### [PAGE]
Keeping your Raspberry Pi online with watchdogs

How hardware and software watchdogs keep your Raspberry Pi running by detecting failures and triggering automatic reboots in hard to get to locations.

A while back, I built a solar-powered, self-hosted website. Running a website entirely on renewable energy felt like a win, until my Raspberry Pi Zero 2 W started ghosting me.

A solar panel on a rooftop during sunset with a city skyline in the background. — *My solar panel and Raspberry Pi Zero 2 are set up on our rooftop deck for testing.*

Every few weeks, it just disappears from the network: no ping, no SSH. Completely unreachable, yet the power LED stays on. The SD card has plenty of free space.

The solar panel and battery aren't the problem either. In fact, my solar dashboard shows they've been running for 215 days straight. Not a glitch.

Every time my Raspberry Pi goes offline, I have to go through the same frustrating ritual: get on the roof, open the waterproof enclosure, disconnect the Pi, pull the SD card, go to my office, reformat it, reinstall the OS and reconfigure everything. Then climb back up and put everything back together.

A Raspberry Pi 4 with an RS485 CAN HAT in a waterproof enclosure, surrounded by cables, screws and components. — *A Raspberry Pi 4 with an attached RS485 CAN HAT module is being installed in a waterproof enclosure.*

A month ago, I was back on the roof deck, battling Boston winter. My fingers were numb, struggling with tiny screws and connectors. This had to stop.

The Raspberry Pi Zero 2 W is a great device for IoT projects, but only if it can run unattended for years.

Watchdogs: a safety net for when things go wrong

Enter watchdogs: tools that detect failures and trigger automatic reboots. There are two types:

Hardware watchdog – Recovers from system-wide freezes like kernel panics or hardware lockups, by forcing a low-level reset.
Software watchdog – Detects and fixes service-level failures, such as lost network connectivity, high CPU load or excessive RAM usage.

Running both ensures the Raspberry Pi can recover from minor issues (like a dropped connection) and system crashes (where everything becomes unresponsive).

Hardware watchdog

The hardware watchdog is a timer built into the Raspberry Pi's Broadcom chip. The operating system must reset or pet the timer regularly. If it fails to do so within a set interval, the watchdog assumes the system has frozen and forces a reboot.

Since support for the hardware watchdog is built into the Raspberry Pi's Linux kernel, it simply needs to be enabled.

Edit /etc/systemd/system.conf and add:

 RuntimeWatchdogSec=10s
ShutdownWatchdogSec=10min

RuntimeWatchdogSec – Defines how often the watchdog must be reset. On the Raspberry Pi, this must be less than 15–20 seconds due to hardware constraints.

### [EXTRACTED ENTRIES]
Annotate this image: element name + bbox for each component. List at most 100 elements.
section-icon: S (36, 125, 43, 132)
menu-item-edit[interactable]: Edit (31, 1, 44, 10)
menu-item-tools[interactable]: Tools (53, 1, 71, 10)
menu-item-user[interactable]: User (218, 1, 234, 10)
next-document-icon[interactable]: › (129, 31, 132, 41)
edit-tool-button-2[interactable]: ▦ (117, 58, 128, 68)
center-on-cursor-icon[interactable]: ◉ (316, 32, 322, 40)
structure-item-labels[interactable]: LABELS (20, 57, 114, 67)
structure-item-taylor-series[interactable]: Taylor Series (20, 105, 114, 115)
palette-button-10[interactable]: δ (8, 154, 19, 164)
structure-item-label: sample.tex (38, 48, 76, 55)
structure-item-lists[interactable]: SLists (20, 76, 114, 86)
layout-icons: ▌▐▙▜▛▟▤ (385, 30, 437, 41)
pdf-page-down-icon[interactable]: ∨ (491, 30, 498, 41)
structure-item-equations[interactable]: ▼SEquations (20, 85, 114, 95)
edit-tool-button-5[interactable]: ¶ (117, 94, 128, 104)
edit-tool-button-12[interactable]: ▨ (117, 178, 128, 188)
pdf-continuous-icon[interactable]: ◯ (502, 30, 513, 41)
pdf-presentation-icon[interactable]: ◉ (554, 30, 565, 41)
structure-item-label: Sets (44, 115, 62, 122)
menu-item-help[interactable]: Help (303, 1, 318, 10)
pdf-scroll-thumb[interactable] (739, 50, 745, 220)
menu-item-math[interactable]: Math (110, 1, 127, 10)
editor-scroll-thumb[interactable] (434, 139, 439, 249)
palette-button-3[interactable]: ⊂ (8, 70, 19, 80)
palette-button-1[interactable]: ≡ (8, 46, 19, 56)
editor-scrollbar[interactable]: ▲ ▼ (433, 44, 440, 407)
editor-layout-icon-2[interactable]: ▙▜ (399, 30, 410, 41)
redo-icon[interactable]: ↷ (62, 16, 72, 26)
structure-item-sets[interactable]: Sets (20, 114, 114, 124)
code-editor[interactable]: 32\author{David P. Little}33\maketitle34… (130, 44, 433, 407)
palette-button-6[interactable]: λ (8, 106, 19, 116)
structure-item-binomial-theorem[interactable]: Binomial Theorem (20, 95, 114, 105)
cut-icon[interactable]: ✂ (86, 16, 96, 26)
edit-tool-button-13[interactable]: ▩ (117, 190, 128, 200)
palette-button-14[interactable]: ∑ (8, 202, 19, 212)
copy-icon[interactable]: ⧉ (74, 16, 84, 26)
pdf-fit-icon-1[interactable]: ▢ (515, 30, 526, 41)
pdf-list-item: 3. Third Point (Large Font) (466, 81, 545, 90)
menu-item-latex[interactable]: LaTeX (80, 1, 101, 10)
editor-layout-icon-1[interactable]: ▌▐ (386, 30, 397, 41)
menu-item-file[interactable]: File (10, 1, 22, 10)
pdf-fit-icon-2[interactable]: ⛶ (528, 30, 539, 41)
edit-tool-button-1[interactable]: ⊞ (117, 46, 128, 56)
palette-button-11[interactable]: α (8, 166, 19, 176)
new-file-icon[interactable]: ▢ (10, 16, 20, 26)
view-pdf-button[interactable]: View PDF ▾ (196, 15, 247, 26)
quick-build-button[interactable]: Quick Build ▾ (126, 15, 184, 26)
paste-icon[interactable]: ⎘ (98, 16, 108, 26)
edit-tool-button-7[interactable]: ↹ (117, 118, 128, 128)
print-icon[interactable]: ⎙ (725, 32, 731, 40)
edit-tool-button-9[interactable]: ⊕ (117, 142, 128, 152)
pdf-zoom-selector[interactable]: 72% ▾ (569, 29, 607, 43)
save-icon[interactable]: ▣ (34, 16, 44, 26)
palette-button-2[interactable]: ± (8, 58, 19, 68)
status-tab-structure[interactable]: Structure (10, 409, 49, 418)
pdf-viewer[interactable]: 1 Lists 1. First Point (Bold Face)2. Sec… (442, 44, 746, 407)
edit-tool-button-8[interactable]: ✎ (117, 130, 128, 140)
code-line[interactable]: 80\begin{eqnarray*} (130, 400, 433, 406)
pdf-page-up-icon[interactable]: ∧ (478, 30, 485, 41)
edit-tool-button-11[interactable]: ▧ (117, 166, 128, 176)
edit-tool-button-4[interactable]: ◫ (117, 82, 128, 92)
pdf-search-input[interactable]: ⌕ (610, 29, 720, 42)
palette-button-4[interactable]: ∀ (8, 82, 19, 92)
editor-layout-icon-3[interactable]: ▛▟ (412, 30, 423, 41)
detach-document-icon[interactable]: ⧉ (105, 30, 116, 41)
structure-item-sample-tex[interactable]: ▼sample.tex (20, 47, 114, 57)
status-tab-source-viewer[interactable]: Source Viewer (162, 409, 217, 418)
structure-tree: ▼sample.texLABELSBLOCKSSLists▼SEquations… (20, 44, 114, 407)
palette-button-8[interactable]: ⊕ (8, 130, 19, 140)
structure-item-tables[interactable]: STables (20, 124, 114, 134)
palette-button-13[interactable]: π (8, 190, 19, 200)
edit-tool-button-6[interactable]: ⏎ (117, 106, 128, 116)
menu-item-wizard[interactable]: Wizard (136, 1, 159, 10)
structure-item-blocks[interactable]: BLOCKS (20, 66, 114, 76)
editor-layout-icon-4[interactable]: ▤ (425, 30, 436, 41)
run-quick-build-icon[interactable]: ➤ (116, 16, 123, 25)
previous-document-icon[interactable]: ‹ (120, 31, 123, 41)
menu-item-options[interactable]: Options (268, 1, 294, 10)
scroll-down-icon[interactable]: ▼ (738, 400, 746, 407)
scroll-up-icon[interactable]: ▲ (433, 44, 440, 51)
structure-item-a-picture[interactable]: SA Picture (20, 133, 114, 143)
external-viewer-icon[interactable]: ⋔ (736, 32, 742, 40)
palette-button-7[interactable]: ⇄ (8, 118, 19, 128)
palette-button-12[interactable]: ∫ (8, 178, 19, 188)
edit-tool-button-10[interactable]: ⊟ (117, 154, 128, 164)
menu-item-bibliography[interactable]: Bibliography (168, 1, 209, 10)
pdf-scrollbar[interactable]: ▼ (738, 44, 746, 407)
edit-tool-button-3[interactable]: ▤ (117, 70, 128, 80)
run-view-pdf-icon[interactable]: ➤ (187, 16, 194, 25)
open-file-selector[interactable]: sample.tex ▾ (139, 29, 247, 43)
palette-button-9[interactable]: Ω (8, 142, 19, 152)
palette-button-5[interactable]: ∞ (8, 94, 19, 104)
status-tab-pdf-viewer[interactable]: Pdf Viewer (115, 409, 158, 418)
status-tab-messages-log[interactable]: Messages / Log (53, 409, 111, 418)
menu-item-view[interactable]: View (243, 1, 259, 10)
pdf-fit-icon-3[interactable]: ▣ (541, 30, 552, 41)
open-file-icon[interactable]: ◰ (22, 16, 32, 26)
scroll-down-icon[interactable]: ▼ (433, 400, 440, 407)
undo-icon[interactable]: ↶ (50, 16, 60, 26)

### [TASK INSTRUCTIONS]
a – Could you translate this sentence from the watchdog page into Spanish: "The hardware watchdog is a timer built into the Raspberry Pi's Broadcom chip."
b – According to the watchdog page, why run both a hardware watchdog and a software watchdog? Answer in one to three sentences.
The listing above has no connection to the watchdog page.

### [TASK SOLUTIONS]
a – El watchdog de hardware es un temporizador integrado en el chip Broadcom de la Raspberry Pi.

b – Running both lets the Raspberry Pi recover from minor issues, such as a dropped connection, and from system crashes where everything becomes unresponsive. The software watchdog handles service-level failures. The hardware watchdog forces a low-level reset after system-wide freezes.